● **WHAT NEEDS TO BE DONE**
Extract each line of the data below exactly as written.

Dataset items
--- --- ---
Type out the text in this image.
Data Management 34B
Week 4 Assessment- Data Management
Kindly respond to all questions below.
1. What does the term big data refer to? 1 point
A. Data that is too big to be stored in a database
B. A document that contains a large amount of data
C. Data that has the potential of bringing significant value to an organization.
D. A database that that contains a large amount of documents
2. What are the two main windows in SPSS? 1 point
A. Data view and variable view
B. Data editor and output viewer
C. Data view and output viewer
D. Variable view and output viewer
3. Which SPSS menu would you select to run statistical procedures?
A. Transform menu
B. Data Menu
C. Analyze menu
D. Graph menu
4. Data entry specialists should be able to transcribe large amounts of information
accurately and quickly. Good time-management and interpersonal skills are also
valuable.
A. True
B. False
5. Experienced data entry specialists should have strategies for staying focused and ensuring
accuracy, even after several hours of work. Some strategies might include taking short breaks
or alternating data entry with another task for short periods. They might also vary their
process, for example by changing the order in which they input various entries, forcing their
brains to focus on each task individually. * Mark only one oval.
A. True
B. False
--- --- ---
● **RESULT**
Type out the text in this image.
Data Management 34B
Week 4 Assessment- Data Management
Kindly respond to all questions below.
1. What does the term big data refer to? 1 point
A. Data that is too big to be stored in a database
B. A document that contains a large amount of data
C. Data that has the potential of bringing significant value to an organization.
D. A database that that contains a large amount of documents
2. What are the two main windows in SPSS? 1 point
A. Data view and variable view
B. Data editor and output viewer
C. Data view and output viewer
D. Variable view and output viewer
3. Which SPSS menu would you select to run statistical procedures?
A. Transform menu
B. Data Menu
C. Analyze menu
D. Graph menu
4. Data entry specialists should be able to transcribe large amounts of information
accurately and quickly. Good time-management and interpersonal skills are also
valuable.
A. True
B. False
5. Experienced data entry specialists should have strategies for staying focused and ensuring
accuracy, even after several hours of work. Some strategies might include taking short breaks
or alternating data entry with another task for short periods. They might also vary their
process, for example by changing the order in which they input various entries, forcing their
brains to focus on each task individually. * Mark only one oval.
A. True
B. False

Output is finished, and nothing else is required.